▶ **ROWS**:
☆ ☆ ☆

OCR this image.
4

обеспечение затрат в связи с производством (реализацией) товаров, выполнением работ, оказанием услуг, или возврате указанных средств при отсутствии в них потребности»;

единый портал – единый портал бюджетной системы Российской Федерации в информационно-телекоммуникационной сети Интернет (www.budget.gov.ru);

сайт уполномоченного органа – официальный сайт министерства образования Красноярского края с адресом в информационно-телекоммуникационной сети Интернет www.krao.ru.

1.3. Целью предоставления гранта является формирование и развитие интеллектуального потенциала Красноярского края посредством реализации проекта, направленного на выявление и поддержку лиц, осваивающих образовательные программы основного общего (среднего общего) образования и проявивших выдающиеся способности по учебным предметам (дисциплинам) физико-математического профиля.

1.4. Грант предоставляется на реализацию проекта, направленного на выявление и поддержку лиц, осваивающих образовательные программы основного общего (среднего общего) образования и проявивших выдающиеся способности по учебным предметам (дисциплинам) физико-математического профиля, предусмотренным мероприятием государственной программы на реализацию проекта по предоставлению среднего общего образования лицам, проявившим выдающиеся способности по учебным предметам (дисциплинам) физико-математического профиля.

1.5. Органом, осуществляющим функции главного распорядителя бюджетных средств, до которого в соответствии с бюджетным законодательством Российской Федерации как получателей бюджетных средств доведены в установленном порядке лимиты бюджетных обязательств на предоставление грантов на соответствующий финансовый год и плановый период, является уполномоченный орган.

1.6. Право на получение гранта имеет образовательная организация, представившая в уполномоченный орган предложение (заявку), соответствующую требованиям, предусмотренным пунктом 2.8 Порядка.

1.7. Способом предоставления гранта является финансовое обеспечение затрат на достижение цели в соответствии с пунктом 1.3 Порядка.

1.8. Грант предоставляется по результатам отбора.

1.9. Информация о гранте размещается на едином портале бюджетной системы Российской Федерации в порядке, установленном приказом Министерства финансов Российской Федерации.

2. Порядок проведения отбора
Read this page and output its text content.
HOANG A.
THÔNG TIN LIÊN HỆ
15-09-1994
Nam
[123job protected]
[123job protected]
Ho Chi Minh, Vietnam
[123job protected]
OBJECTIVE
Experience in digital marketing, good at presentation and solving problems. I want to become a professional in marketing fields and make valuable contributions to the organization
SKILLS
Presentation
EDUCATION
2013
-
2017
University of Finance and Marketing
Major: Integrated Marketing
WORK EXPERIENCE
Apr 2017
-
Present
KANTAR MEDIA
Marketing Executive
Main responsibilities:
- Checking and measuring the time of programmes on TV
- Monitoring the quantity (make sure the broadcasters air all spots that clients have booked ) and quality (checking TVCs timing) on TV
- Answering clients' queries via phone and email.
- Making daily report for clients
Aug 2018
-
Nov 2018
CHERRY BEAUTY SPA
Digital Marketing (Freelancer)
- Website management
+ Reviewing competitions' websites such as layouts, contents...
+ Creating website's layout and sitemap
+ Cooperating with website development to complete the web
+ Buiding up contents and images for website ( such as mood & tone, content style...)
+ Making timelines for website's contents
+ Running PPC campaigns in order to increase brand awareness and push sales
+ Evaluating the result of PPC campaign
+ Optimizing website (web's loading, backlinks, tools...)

☆ ☆ ☆

▶ **GIVEN EXERCISE**:
Repeat the whole listing exactly, keeping every line intact.

▶ **THE REPLY**:
OCR this image.
4

обеспечение затрат в связи с производством (реализацией) товаров, выполнением работ, оказанием услуг, или возврате указанных средств при отсутствии в них потребности»;

единый портал – единый портал бюджетной системы Российской Федерации в информационно-телекоммуникационной сети Интернет (www.budget.gov.ru);

сайт уполномоченного органа – официальный сайт министерства образования Красноярского края с адресом в информационно-телекоммуникационной сети Интернет www.krao.ru.

1.3. Целью предоставления гранта является формирование и развитие интеллектуального потенциала Красноярского края посредством реализации проекта, направленного на выявление и поддержку лиц, осваивающих образовательные программы основного общего (среднего общего) образования и проявивших выдающиеся способности по учебным предметам (дисциплинам) физико-математического профиля.

1.4. Грант предоставляется на реализацию проекта, направленного на выявление и поддержку лиц, осваивающих образовательные программы основного общего (среднего общего) образования и проявивших выдающиеся способности по учебным предметам (дисциплинам) физико-математического профиля, предусмотренным мероприятием государственной программы на реализацию проекта по предоставлению среднего общего образования лицам, проявившим выдающиеся способности по учебным предметам (дисциплинам) физико-математического профиля.

1.5. Органом, осуществляющим функции главного распорядителя бюджетных средств, до которого в соответствии с бюджетным законодательством Российской Федерации как получателей бюджетных средств доведены в установленном порядке лимиты бюджетных обязательств на предоставление грантов на соответствующий финансовый год и плановый период, является уполномоченный орган.

1.6. Право на получение гранта имеет образовательная организация, представившая в уполномоченный орган предложение (заявку), соответствующую требованиям, предусмотренным пунктом 2.8 Порядка.

1.7. Способом предоставления гранта является финансовое обеспечение затрат на достижение цели в соответствии с пунктом 1.3 Порядка.

1.8. Грант предоставляется по результатам отбора.

1.9. Информация о гранте размещается на едином портале бюджетной системы Российской Федерации в порядке, установленном приказом Министерства финансов Российской Федерации.

2. Порядок проведения отбора
Read this page and output its text content.
HOANG A.
THÔNG TIN LIÊN HỆ
15-09-1994
Nam
[123job protected]
[123job protected]
Ho Chi Minh, Vietnam
[123job protected]
OBJECTIVE
Experience in digital marketing, good at presentation and solving problems. I want to become a professional in marketing fields and make valuable contributions to the organization
SKILLS
Presentation
EDUCATION
2013
-
2017
University of Finance and Marketing
Major: Integrated Marketing
WORK EXPERIENCE
Apr 2017
-
Present
KANTAR MEDIA
Marketing Executive
Main responsibilities:
- Checking and measuring the time of programmes on TV
- Monitoring the quantity (make sure the broadcasters air all spots that clients have booked ) and quality (checking TVCs timing) on TV
- Answering clients' queries via phone and email.
- Making daily report for clients
Aug 2018
-
Nov 2018
CHERRY BEAUTY SPA
Digital Marketing (Freelancer)
- Website management
+ Reviewing competitions' websites such as layouts, contents...
+ Creating website's layout and sitemap
+ Cooperating with website development to complete the web
+ Buiding up contents and images for website ( such as mood & tone, content style...)
+ Making timelines for website's contents
+ Running PPC campaigns in order to increase brand awareness and push sales
+ Evaluating the result of PPC campaign
+ Optimizing website (web's loading, backlinks, tools...)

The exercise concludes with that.